--- DATA PROVIDED ---
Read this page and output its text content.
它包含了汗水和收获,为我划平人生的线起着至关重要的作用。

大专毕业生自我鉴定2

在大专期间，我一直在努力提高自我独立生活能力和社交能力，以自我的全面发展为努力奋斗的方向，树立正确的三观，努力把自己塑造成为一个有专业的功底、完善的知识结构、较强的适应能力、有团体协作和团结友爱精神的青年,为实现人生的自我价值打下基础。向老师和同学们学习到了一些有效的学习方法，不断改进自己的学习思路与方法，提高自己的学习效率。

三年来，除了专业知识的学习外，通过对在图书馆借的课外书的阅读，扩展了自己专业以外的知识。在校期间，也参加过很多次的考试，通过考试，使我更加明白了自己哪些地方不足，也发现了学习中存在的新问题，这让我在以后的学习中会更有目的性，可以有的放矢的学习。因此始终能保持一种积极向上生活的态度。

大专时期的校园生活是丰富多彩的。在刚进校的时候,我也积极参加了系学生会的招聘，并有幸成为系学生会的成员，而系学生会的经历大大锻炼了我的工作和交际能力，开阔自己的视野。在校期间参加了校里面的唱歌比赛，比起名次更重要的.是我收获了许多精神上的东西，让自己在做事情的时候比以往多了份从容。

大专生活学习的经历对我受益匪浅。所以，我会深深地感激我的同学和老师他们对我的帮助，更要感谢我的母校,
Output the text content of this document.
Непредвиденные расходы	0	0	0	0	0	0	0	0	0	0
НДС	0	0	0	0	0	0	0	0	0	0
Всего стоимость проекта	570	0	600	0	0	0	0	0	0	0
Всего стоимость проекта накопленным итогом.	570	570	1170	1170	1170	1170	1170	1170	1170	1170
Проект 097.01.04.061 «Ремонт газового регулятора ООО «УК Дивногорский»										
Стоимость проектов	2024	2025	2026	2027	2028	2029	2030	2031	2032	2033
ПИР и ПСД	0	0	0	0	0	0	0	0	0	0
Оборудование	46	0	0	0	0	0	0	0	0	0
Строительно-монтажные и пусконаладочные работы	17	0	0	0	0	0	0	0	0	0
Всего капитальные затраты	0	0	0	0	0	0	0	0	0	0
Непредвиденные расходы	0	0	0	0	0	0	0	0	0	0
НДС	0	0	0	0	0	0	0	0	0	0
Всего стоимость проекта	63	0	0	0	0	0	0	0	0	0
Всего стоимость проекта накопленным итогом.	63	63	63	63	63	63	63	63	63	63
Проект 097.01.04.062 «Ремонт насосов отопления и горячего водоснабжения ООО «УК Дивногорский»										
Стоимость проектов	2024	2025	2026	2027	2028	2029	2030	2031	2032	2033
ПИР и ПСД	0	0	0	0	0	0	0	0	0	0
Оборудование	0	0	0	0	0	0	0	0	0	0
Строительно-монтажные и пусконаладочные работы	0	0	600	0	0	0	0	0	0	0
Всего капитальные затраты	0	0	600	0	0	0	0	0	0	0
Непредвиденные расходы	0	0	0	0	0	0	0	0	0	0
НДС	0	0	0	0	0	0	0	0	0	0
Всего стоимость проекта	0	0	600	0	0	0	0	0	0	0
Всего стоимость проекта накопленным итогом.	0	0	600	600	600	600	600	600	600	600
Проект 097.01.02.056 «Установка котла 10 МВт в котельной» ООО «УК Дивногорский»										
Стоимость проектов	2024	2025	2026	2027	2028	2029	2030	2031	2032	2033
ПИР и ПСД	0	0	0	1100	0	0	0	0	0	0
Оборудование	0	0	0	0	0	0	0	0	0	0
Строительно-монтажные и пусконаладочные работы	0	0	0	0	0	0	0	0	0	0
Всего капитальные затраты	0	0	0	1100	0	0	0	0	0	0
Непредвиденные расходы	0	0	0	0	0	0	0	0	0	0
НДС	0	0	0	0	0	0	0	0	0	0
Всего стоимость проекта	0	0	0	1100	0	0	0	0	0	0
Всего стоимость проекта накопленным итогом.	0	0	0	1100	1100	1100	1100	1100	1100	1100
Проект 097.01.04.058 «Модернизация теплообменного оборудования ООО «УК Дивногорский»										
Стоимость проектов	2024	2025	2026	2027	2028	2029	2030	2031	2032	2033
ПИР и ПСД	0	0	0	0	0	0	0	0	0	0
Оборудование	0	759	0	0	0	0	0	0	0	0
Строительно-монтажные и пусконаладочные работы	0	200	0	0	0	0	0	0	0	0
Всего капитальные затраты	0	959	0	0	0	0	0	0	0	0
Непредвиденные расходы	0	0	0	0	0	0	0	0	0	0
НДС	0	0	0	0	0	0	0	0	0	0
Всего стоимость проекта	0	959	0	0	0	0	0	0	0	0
---
_WRITTEN PROBLEM_
Copy whichever lines in the listing above contain the word "this".

_RESPONSE TO THE TASK_
Read this page and output its text content.
Output the text content of this document.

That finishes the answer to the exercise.